Written request »
Below is a listing; copy all of it exactly.

Data records »
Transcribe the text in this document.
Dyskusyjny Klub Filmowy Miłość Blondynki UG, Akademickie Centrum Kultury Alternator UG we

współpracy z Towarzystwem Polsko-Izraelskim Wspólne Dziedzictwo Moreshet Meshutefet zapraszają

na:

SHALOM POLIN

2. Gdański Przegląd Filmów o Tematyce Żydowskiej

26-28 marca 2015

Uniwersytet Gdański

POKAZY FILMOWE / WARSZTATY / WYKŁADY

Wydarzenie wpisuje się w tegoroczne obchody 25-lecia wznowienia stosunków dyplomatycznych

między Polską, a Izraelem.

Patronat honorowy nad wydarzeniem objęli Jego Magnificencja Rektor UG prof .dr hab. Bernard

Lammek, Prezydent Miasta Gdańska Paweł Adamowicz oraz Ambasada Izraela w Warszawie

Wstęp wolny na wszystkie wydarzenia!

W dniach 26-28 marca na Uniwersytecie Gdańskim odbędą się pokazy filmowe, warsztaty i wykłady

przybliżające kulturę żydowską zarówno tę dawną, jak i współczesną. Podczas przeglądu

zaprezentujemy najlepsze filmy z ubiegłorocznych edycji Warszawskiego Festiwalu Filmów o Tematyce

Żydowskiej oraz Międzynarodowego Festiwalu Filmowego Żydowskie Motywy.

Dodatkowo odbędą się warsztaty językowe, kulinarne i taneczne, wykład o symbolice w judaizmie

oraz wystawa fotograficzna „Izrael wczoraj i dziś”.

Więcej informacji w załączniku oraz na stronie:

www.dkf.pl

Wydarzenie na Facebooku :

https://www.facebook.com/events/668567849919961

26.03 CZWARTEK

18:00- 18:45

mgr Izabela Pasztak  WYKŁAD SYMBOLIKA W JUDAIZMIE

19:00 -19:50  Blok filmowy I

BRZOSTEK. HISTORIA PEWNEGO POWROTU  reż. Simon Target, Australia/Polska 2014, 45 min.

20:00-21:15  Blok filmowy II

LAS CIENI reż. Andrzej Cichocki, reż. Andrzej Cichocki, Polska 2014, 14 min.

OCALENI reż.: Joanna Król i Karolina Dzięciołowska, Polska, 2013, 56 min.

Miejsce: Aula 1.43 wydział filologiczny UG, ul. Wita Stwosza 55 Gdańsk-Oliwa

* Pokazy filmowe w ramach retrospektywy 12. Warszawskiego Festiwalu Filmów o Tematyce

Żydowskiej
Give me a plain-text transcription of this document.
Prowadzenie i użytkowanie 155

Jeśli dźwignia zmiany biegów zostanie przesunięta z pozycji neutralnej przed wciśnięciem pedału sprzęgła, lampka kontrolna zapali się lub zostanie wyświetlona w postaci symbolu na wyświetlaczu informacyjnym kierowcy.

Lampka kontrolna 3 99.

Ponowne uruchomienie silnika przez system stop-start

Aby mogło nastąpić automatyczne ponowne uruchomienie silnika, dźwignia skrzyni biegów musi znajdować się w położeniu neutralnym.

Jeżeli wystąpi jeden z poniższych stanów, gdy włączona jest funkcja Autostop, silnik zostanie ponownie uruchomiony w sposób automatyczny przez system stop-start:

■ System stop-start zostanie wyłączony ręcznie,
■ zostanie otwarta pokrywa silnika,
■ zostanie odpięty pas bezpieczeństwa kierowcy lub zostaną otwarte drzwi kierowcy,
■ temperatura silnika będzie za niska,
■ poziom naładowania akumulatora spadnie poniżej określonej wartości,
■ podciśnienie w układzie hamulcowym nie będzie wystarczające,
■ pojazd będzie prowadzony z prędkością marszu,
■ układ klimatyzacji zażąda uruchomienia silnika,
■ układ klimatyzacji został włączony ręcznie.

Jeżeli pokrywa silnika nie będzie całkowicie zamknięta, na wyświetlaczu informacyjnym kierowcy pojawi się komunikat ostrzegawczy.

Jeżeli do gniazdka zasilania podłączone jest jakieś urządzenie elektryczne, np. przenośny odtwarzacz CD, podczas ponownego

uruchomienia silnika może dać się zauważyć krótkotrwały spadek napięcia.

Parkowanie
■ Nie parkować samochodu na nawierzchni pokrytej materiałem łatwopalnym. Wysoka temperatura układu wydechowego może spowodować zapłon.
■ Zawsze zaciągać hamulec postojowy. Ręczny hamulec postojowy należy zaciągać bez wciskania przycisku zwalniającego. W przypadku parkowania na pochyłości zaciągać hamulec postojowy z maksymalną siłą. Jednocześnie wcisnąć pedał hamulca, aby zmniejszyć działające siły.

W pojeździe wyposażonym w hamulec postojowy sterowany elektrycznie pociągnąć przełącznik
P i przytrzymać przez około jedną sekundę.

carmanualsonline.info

Answer for the task »
Transcribe the text in this document.
Dyskusyjny Klub Filmowy Miłość Blondynki UG, Akademickie Centrum Kultury Alternator UG we

współpracy z Towarzystwem Polsko-Izraelskim Wspólne Dziedzictwo Moreshet Meshutefet zapraszają

na:

SHALOM POLIN

2. Gdański Przegląd Filmów o Tematyce Żydowskiej

26-28 marca 2015

Uniwersytet Gdański

POKAZY FILMOWE / WARSZTATY / WYKŁADY

Wydarzenie wpisuje się w tegoroczne obchody 25-lecia wznowienia stosunków dyplomatycznych

między Polską, a Izraelem.

Patronat honorowy nad wydarzeniem objęli Jego Magnificencja Rektor UG prof .dr hab. Bernard

Lammek, Prezydent Miasta Gdańska Paweł Adamowicz oraz Ambasada Izraela w Warszawie

Wstęp wolny na wszystkie wydarzenia!

W dniach 26-28 marca na Uniwersytecie Gdańskim odbędą się pokazy filmowe, warsztaty i wykłady

przybliżające kulturę żydowską zarówno tę dawną, jak i współczesną. Podczas przeglądu

zaprezentujemy najlepsze filmy z ubiegłorocznych edycji Warszawskiego Festiwalu Filmów o Tematyce

Żydowskiej oraz Międzynarodowego Festiwalu Filmowego Żydowskie Motywy.

Dodatkowo odbędą się warsztaty językowe, kulinarne i taneczne, wykład o symbolice w judaizmie

oraz wystawa fotograficzna „Izrael wczoraj i dziś”.

Więcej informacji w załączniku oraz na stronie:

www.dkf.pl

Wydarzenie na Facebooku :

https://www.facebook.com/events/668567849919961

26.03 CZWARTEK

18:00- 18:45

mgr Izabela Pasztak  WYKŁAD SYMBOLIKA W JUDAIZMIE

19:00 -19:50  Blok filmowy I

BRZOSTEK. HISTORIA PEWNEGO POWROTU  reż. Simon Target, Australia/Polska 2014, 45 min.

20:00-21:15  Blok filmowy II

LAS CIENI reż. Andrzej Cichocki, reż. Andrzej Cichocki, Polska 2014, 14 min.

OCALENI reż.: Joanna Król i Karolina Dzięciołowska, Polska, 2013, 56 min.

Miejsce: Aula 1.43 wydział filologiczny UG, ul. Wita Stwosza 55 Gdańsk-Oliwa

* Pokazy filmowe w ramach retrospektywy 12. Warszawskiego Festiwalu Filmów o Tematyce

Żydowskiej
Give me a plain-text transcription of this document.
Prowadzenie i użytkowanie 155

Jeśli dźwignia zmiany biegów zostanie przesunięta z pozycji neutralnej przed wciśnięciem pedału sprzęgła, lampka kontrolna zapali się lub zostanie wyświetlona w postaci symbolu na wyświetlaczu informacyjnym kierowcy.

Lampka kontrolna 3 99.

Ponowne uruchomienie silnika przez system stop-start

Aby mogło nastąpić automatyczne ponowne uruchomienie silnika, dźwignia skrzyni biegów musi znajdować się w położeniu neutralnym.

Jeżeli wystąpi jeden z poniższych stanów, gdy włączona jest funkcja Autostop, silnik zostanie ponownie uruchomiony w sposób automatyczny przez system stop-start:

■ System stop-start zostanie wyłączony ręcznie,
■ zostanie otwarta pokrywa silnika,
■ zostanie odpięty pas bezpieczeństwa kierowcy lub zostaną otwarte drzwi kierowcy,
■ temperatura silnika będzie za niska,
■ poziom naładowania akumulatora spadnie poniżej określonej wartości,
■ podciśnienie w układzie hamulcowym nie będzie wystarczające,
■ pojazd będzie prowadzony z prędkością marszu,
■ układ klimatyzacji zażąda uruchomienia silnika,
■ układ klimatyzacji został włączony ręcznie.

Jeżeli pokrywa silnika nie będzie całkowicie zamknięta, na wyświetlaczu informacyjnym kierowcy pojawi się komunikat ostrzegawczy.

Jeżeli do gniazdka zasilania podłączone jest jakieś urządzenie elektryczne, np. przenośny odtwarzacz CD, podczas ponownego

uruchomienia silnika może dać się zauważyć krótkotrwały spadek napięcia.

Parkowanie
■ Nie parkować samochodu na nawierzchni pokrytej materiałem łatwopalnym. Wysoka temperatura układu wydechowego może spowodować zapłon.
■ Zawsze zaciągać hamulec postojowy. Ręczny hamulec postojowy należy zaciągać bez wciskania przycisku zwalniającego. W przypadku parkowania na pochyłości zaciągać hamulec postojowy z maksymalną siłą. Jednocześnie wcisnąć pedał hamulca, aby zmniejszyć działające siły.

W pojeździe wyposażonym w hamulec postojowy sterowany elektrycznie pociągnąć przełącznik
P i przytrzymać przez około jedną sekundę.

carmanualsonline.info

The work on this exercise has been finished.